## [Excerpted data]

══════════

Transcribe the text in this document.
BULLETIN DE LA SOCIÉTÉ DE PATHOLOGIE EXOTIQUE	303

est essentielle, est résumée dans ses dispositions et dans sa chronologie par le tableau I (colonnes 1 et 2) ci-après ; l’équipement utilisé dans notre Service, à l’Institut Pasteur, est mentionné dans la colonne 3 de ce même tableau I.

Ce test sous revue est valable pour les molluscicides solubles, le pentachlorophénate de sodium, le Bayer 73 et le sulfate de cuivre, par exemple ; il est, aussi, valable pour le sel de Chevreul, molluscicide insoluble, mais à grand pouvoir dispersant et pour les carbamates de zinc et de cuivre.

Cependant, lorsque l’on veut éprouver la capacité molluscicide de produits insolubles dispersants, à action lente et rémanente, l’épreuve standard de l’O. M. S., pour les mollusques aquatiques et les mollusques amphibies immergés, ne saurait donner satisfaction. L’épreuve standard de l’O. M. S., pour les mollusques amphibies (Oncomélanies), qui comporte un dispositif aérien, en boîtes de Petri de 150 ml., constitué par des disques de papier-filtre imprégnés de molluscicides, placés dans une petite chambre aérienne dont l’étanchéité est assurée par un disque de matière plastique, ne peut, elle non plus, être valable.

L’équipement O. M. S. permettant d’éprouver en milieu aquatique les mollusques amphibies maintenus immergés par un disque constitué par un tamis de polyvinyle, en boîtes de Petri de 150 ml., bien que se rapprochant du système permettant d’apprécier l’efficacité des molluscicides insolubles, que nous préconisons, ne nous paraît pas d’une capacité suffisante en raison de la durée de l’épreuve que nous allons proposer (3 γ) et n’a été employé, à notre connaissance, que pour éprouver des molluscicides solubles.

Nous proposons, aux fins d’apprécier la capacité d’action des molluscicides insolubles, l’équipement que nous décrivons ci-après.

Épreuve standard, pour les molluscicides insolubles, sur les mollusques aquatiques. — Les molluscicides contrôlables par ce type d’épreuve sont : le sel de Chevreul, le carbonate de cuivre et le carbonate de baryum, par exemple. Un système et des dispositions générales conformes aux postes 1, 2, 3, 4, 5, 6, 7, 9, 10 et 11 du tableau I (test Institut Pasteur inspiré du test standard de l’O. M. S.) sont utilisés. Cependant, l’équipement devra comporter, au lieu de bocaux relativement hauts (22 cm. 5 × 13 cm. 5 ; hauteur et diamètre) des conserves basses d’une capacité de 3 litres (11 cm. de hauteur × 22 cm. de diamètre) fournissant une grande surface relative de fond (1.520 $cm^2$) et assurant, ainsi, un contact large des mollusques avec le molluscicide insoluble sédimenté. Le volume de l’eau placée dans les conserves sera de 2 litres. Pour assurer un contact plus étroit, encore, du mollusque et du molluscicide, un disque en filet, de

══════════

## [What this task involves]
Only lines that contain the word "apprécier" are wanted; copy each of them.

## [Correct answer]
L’équipement O. M. S. permettant d’éprouver en milieu aquatique les mollusques amphibies maintenus immergés par un disque constitué par un tamis de polyvinyle, en boîtes de Petri de 150 ml., bien que se rapprochant du système permettant d’apprécier l’efficacité des molluscicides insolubles, que nous préconisons, ne nous paraît pas d’une capacité suffisante en raison de la durée de l’épreuve que nous allons proposer (3 γ) et n’a été employé, à notre connaissance, que pour éprouver des molluscicides solubles.
Nous proposons, aux fins d’apprécier la capacité d’action des molluscicides insolubles, l’équipement que nous décrivons ci-après.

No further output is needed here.